§ INSTRUCTION
Rename "nav-label" to "tab-label" everywhere in the listing below and reproduce every line with nothing else changed.

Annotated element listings
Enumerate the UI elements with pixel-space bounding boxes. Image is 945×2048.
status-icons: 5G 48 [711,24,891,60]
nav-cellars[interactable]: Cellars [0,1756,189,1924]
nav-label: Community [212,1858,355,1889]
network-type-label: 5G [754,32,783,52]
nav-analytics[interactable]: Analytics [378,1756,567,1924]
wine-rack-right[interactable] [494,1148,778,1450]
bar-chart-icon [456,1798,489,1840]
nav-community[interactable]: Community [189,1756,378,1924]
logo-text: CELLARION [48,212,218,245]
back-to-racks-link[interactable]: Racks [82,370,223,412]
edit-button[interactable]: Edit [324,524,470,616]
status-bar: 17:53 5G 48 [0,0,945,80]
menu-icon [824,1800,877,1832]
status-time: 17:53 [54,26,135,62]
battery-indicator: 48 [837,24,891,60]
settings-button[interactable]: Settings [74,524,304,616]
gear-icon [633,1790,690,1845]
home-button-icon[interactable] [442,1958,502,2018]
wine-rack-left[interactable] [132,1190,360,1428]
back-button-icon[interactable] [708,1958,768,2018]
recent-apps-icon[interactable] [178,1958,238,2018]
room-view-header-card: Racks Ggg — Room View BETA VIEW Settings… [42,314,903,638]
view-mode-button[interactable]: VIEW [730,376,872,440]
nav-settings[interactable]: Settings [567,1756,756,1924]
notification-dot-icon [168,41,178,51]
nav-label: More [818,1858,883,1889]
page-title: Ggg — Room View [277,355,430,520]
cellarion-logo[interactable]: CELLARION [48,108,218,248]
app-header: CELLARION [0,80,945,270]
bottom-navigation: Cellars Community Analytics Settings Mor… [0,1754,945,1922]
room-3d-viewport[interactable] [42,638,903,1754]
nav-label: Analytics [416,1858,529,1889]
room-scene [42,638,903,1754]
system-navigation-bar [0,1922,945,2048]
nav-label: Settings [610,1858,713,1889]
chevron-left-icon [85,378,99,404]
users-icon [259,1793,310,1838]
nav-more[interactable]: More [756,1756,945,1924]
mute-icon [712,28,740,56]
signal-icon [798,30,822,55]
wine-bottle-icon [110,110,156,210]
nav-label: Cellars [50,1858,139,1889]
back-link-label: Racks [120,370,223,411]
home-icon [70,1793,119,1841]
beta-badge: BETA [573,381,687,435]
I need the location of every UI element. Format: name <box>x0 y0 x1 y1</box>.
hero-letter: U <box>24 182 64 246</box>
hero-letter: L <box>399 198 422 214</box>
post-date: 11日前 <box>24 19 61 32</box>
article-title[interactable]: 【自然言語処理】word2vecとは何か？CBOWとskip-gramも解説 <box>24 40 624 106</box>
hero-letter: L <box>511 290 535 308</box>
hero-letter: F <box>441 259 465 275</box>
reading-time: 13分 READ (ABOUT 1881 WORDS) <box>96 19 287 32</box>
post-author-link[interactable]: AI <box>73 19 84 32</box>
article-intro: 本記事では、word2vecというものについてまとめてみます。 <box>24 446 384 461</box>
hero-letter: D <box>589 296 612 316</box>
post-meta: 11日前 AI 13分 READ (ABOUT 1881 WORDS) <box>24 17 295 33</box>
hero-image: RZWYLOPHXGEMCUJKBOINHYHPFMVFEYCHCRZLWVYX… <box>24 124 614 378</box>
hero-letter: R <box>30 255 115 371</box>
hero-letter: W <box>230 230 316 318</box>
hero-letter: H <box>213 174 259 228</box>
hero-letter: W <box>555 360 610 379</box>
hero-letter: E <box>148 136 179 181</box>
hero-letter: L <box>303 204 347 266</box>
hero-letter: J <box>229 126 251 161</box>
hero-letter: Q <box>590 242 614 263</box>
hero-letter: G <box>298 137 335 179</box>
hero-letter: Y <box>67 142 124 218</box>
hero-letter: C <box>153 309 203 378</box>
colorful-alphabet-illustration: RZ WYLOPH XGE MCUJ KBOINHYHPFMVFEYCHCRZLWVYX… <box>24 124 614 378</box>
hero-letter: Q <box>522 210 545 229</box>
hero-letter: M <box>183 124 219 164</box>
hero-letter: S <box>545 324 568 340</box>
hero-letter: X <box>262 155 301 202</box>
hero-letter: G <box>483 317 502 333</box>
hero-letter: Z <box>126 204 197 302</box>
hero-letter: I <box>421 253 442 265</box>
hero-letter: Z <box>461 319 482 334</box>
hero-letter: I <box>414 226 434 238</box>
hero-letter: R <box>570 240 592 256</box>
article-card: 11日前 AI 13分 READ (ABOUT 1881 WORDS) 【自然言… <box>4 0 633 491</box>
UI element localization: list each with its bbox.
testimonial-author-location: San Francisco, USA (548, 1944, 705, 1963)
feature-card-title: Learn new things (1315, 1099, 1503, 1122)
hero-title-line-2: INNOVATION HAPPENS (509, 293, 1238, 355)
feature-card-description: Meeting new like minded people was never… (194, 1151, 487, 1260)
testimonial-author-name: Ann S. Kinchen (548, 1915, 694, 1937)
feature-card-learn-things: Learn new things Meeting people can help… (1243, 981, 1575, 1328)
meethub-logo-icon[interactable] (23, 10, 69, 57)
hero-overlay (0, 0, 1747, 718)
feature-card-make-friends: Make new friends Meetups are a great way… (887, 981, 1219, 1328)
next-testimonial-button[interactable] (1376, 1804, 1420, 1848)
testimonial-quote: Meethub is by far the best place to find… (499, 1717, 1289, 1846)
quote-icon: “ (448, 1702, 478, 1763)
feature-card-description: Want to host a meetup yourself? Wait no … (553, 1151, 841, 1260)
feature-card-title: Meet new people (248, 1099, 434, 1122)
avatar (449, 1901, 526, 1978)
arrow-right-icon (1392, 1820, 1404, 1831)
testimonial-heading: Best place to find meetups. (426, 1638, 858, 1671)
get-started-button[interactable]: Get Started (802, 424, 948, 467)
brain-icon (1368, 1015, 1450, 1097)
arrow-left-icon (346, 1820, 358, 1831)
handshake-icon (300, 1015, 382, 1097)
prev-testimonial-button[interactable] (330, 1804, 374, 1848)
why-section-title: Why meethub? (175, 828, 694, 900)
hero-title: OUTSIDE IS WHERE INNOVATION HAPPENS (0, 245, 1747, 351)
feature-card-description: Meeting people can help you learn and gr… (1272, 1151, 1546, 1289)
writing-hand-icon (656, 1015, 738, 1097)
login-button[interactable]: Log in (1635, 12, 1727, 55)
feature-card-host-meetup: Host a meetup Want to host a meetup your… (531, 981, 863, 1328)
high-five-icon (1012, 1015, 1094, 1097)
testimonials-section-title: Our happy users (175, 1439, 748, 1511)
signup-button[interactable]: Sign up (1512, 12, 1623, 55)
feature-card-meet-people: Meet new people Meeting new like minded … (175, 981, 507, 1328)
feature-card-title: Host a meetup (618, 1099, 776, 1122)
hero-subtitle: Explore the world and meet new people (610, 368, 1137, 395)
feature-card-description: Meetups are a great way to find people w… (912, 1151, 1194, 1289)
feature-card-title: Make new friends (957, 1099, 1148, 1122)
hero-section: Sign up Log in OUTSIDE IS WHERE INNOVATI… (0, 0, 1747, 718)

§ EXERCISE OUTPUT
Enumerate the UI elements with pixel-space bounding boxes. Image is 945×2048.
status-icons: 5G 48 [711,24,891,60]
nav-cellars[interactable]: Cellars [0,1756,189,1924]
tab-label: Community [212,1858,355,1889]
network-type-label: 5G [754,32,783,52]
nav-analytics[interactable]: Analytics [378,1756,567,1924]
wine-rack-right[interactable] [494,1148,778,1450]
bar-chart-icon [456,1798,489,1840]
nav-community[interactable]: Community [189,1756,378,1924]
logo-text: CELLARION [48,212,218,245]
back-to-racks-link[interactable]: Racks [82,370,223,412]
edit-button[interactable]: Edit [324,524,470,616]
status-bar: 17:53 5G 48 [0,0,945,80]
menu-icon [824,1800,877,1832]
status-time: 17:53 [54,26,135,62]
battery-indicator: 48 [837,24,891,60]
settings-button[interactable]: Settings [74,524,304,616]
gear-icon [633,1790,690,1845]
home-button-icon[interactable] [442,1958,502,2018]
wine-rack-left[interactable] [132,1190,360,1428]
back-button-icon[interactable] [708,1958,768,2018]
recent-apps-icon[interactable] [178,1958,238,2018]
room-view-header-card: Racks Ggg — Room View BETA VIEW Settings… [42,314,903,638]
view-mode-button[interactable]: VIEW [730,376,872,440]
nav-settings[interactable]: Settings [567,1756,756,1924]
notification-dot-icon [168,41,178,51]
tab-label: More [818,1858,883,1889]
page-title: Ggg — Room View [277,355,430,520]
cellarion-logo[interactable]: CELLARION [48,108,218,248]
app-header: CELLARION [0,80,945,270]
bottom-navigation: Cellars Community Analytics Settings Mor… [0,1754,945,1922]
room-3d-viewport[interactable] [42,638,903,1754]
tab-label: Analytics [416,1858,529,1889]
room-scene [42,638,903,1754]
system-navigation-bar [0,1922,945,2048]
tab-label: Settings [610,1858,713,1889]
chevron-left-icon [85,378,99,404]
users-icon [259,1793,310,1838]
nav-more[interactable]: More [756,1756,945,1924]
mute-icon [712,28,740,56]
signal-icon [798,30,822,55]
wine-bottle-icon [110,110,156,210]
tab-label: Cellars [50,1858,139,1889]
back-link-label: Racks [120,370,223,411]
home-icon [70,1793,119,1841]
beta-badge: BETA [573,381,687,435]
I need the location of every UI element. Format: name <box>x0 y0 x1 y1</box>.
hero-letter: U <box>24 182 64 246</box>
hero-letter: L <box>399 198 422 214</box>
post-date: 11日前 <box>24 19 61 32</box>
article-title[interactable]: 【自然言語処理】word2vecとは何か？CBOWとskip-gramも解説 <box>24 40 624 106</box>
hero-letter: L <box>511 290 535 308</box>
hero-letter: F <box>441 259 465 275</box>
reading-time: 13分 READ (ABOUT 1881 WORDS) <box>96 19 287 32</box>
post-author-link[interactable]: AI <box>73 19 84 32</box>
article-intro: 本記事では、word2vecというものについてまとめてみます。 <box>24 446 384 461</box>
hero-letter: D <box>589 296 612 316</box>
post-meta: 11日前 AI 13分 READ (ABOUT 1881 WORDS) <box>24 17 295 33</box>
hero-image: RZWYLOPHXGEMCUJKBOINHYHPFMVFEYCHCRZLWVYX… <box>24 124 614 378</box>
hero-letter: R <box>30 255 115 371</box>
hero-letter: W <box>230 230 316 318</box>
hero-letter: H <box>213 174 259 228</box>
hero-letter: W <box>555 360 610 379</box>
hero-letter: E <box>148 136 179 181</box>
hero-letter: L <box>303 204 347 266</box>
hero-letter: J <box>229 126 251 161</box>
hero-letter: Q <box>590 242 614 263</box>
hero-letter: G <box>298 137 335 179</box>
hero-letter: Y <box>67 142 124 218</box>
hero-letter: C <box>153 309 203 378</box>
colorful-alphabet-illustration: RZ WYLOPH XGE MCUJ KBOINHYHPFMVFEYCHCRZLWVYX… <box>24 124 614 378</box>
hero-letter: Q <box>522 210 545 229</box>
hero-letter: M <box>183 124 219 164</box>
hero-letter: S <box>545 324 568 340</box>
hero-letter: X <box>262 155 301 202</box>
hero-letter: G <box>483 317 502 333</box>
hero-letter: Z <box>126 204 197 302</box>
hero-letter: I <box>421 253 442 265</box>
hero-letter: Z <box>461 319 482 334</box>
hero-letter: I <box>414 226 434 238</box>
hero-letter: R <box>570 240 592 256</box>
article-card: 11日前 AI 13分 READ (ABOUT 1881 WORDS) 【自然言… <box>4 0 633 491</box>
UI element localization: list each with its bbox.
testimonial-author-location: San Francisco, USA (548, 1944, 705, 1963)
feature-card-title: Learn new things (1315, 1099, 1503, 1122)
hero-title-line-2: INNOVATION HAPPENS (509, 293, 1238, 355)
feature-card-description: Meeting new like minded people was never… (194, 1151, 487, 1260)
testimonial-author-name: Ann S. Kinchen (548, 1915, 694, 1937)
feature-card-learn-things: Learn new things Meeting people can help… (1243, 981, 1575, 1328)
meethub-logo-icon[interactable] (23, 10, 69, 57)
hero-overlay (0, 0, 1747, 718)
feature-card-make-friends: Make new friends Meetups are a great way… (887, 981, 1219, 1328)
next-testimonial-button[interactable] (1376, 1804, 1420, 1848)
testimonial-quote: Meethub is by far the best place to find… (499, 1717, 1289, 1846)
quote-icon: “ (448, 1702, 478, 1763)
feature-card-description: Want to host a meetup yourself? Wait no … (553, 1151, 841, 1260)
feature-card-title: Meet new people (248, 1099, 434, 1122)
avatar (449, 1901, 526, 1978)
arrow-right-icon (1392, 1820, 1404, 1831)
testimonial-heading: Best place to find meetups. (426, 1638, 858, 1671)
get-started-button[interactable]: Get Started (802, 424, 948, 467)
brain-icon (1368, 1015, 1450, 1097)
arrow-left-icon (346, 1820, 358, 1831)
handshake-icon (300, 1015, 382, 1097)
prev-testimonial-button[interactable] (330, 1804, 374, 1848)
why-section-title: Why meethub? (175, 828, 694, 900)
hero-title: OUTSIDE IS WHERE INNOVATION HAPPENS (0, 245, 1747, 351)
feature-card-description: Meeting people can help you learn and gr… (1272, 1151, 1546, 1289)
writing-hand-icon (656, 1015, 738, 1097)
login-button[interactable]: Log in (1635, 12, 1727, 55)
feature-card-host-meetup: Host a meetup Want to host a meetup your… (531, 981, 863, 1328)
high-five-icon (1012, 1015, 1094, 1097)
testimonials-section-title: Our happy users (175, 1439, 748, 1511)
signup-button[interactable]: Sign up (1512, 12, 1623, 55)
feature-card-meet-people: Meet new people Meeting new like minded … (175, 981, 507, 1328)
feature-card-title: Host a meetup (618, 1099, 776, 1122)
hero-subtitle: Explore the world and meet new people (610, 368, 1137, 395)
feature-card-description: Meetups are a great way to find people w… (912, 1151, 1194, 1289)
feature-card-title: Make new friends (957, 1099, 1148, 1122)
hero-section: Sign up Log in OUTSIDE IS WHERE INNOVATI… (0, 0, 1747, 718)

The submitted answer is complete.